WHAT YOU HAVE TO DO:
Without including any pictures, write out all the entries exactly.

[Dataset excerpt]
┌──
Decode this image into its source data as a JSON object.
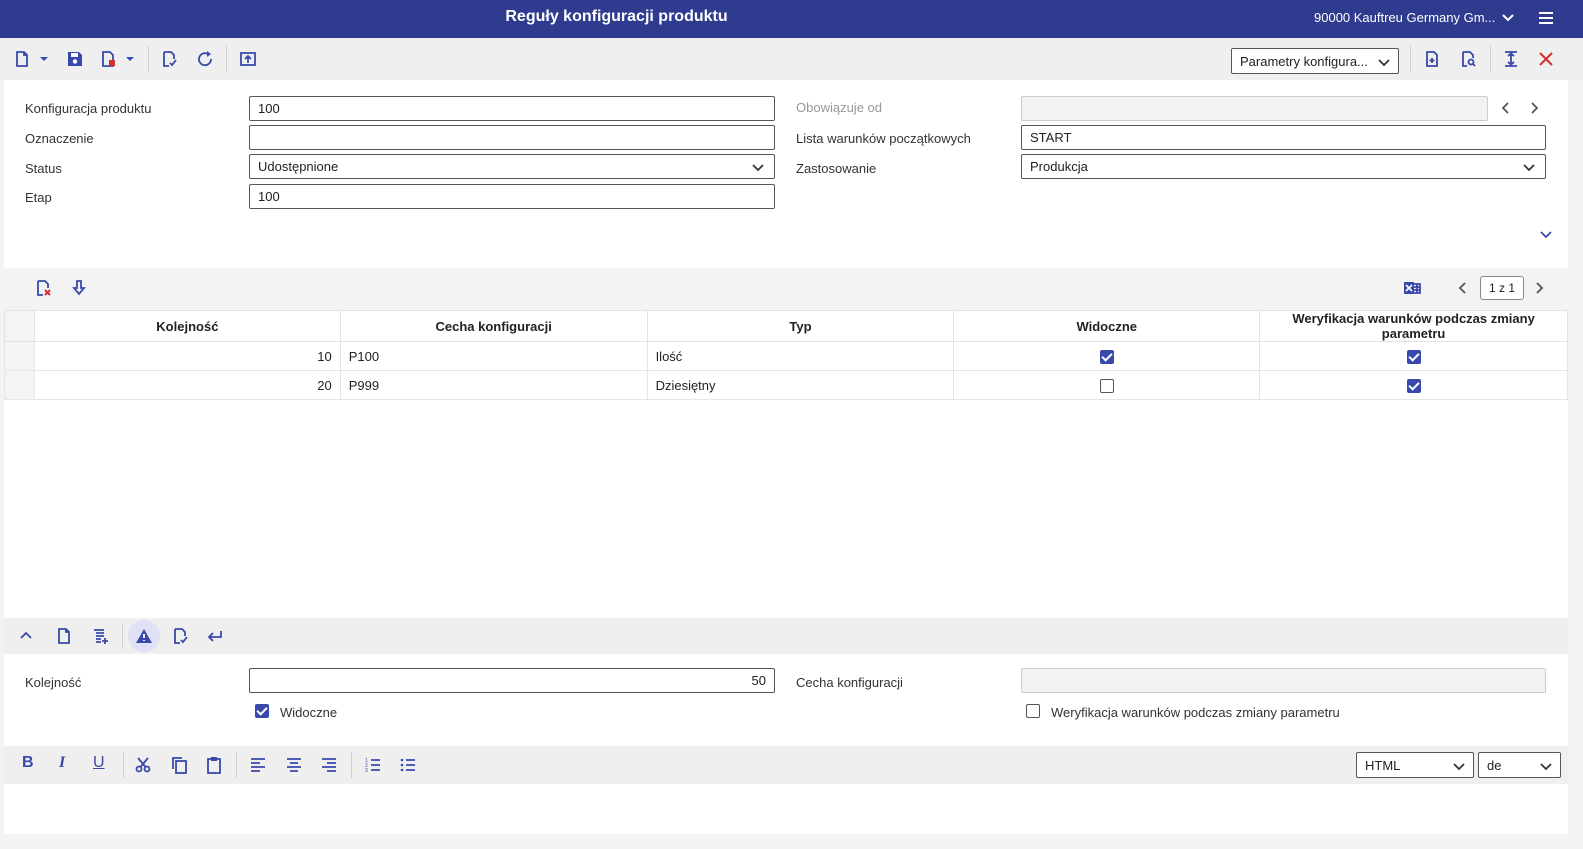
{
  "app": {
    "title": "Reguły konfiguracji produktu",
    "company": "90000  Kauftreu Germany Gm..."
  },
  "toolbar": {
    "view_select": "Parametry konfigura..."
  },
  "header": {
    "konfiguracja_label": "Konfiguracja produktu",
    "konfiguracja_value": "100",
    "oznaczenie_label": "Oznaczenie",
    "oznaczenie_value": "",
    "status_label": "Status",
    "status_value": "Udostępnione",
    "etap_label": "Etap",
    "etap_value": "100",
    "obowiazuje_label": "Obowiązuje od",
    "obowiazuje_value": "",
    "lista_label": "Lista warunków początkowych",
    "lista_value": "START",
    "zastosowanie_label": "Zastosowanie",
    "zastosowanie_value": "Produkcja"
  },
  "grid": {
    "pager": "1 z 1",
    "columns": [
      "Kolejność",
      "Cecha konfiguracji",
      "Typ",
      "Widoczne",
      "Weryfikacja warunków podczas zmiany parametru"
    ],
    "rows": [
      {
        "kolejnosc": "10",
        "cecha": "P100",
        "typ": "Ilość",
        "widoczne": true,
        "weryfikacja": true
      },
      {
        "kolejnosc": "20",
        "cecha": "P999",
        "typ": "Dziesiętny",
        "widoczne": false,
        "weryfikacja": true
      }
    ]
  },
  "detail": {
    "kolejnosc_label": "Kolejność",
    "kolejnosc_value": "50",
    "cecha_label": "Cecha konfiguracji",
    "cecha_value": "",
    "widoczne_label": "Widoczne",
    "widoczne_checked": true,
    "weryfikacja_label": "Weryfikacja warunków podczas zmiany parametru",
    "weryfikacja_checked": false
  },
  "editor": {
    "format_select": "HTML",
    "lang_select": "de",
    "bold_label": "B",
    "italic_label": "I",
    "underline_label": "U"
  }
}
└──
RESPONSE:
Decode this image into its source data as a JSON object.
{
  "app": {
    "title": "Reguły konfiguracji produktu",
    "company": "90000  Kauftreu Germany Gm..."
  },
  "toolbar": {
    "view_select": "Parametry konfigura..."
  },
  "header": {
    "konfiguracja_label": "Konfiguracja produktu",
    "konfiguracja_value": "100",
    "oznaczenie_label": "Oznaczenie",
    "oznaczenie_value": "",
    "status_label": "Status",
    "status_value": "Udostępnione",
    "etap_label": "Etap",
    "etap_value": "100",
    "obowiazuje_label": "Obowiązuje od",
    "obowiazuje_value": "",
    "lista_label": "Lista warunków początkowych",
    "lista_value": "START",
    "zastosowanie_label": "Zastosowanie",
    "zastosowanie_value": "Produkcja"
  },
  "grid": {
    "pager": "1 z 1",
    "columns": [
      "Kolejność",
      "Cecha konfiguracji",
      "Typ",
      "Widoczne",
      "Weryfikacja warunków podczas zmiany parametru"
    ],
    "rows": [
      {
        "kolejnosc": "10",
        "cecha": "P100",
        "typ": "Ilość",
        "widoczne": true,
        "weryfikacja": true
      },
      {
        "kolejnosc": "20",
        "cecha": "P999",
        "typ": "Dziesiętny",
        "widoczne": false,
        "weryfikacja": true
      }
    ]
  },
  "detail": {
    "kolejnosc_label": "Kolejność",
    "kolejnosc_value": "50",
    "cecha_label": "Cecha konfiguracji",
    "cecha_value": "",
    "widoczne_label": "Widoczne",
    "widoczne_checked": true,
    "weryfikacja_label": "Weryfikacja warunków podczas zmiany parametru",
    "weryfikacja_checked": false
  },
  "editor": {
    "format_select": "HTML",
    "lang_select": "de",
    "bold_label": "B",
    "italic_label": "I",
    "underline_label": "U"
  }
}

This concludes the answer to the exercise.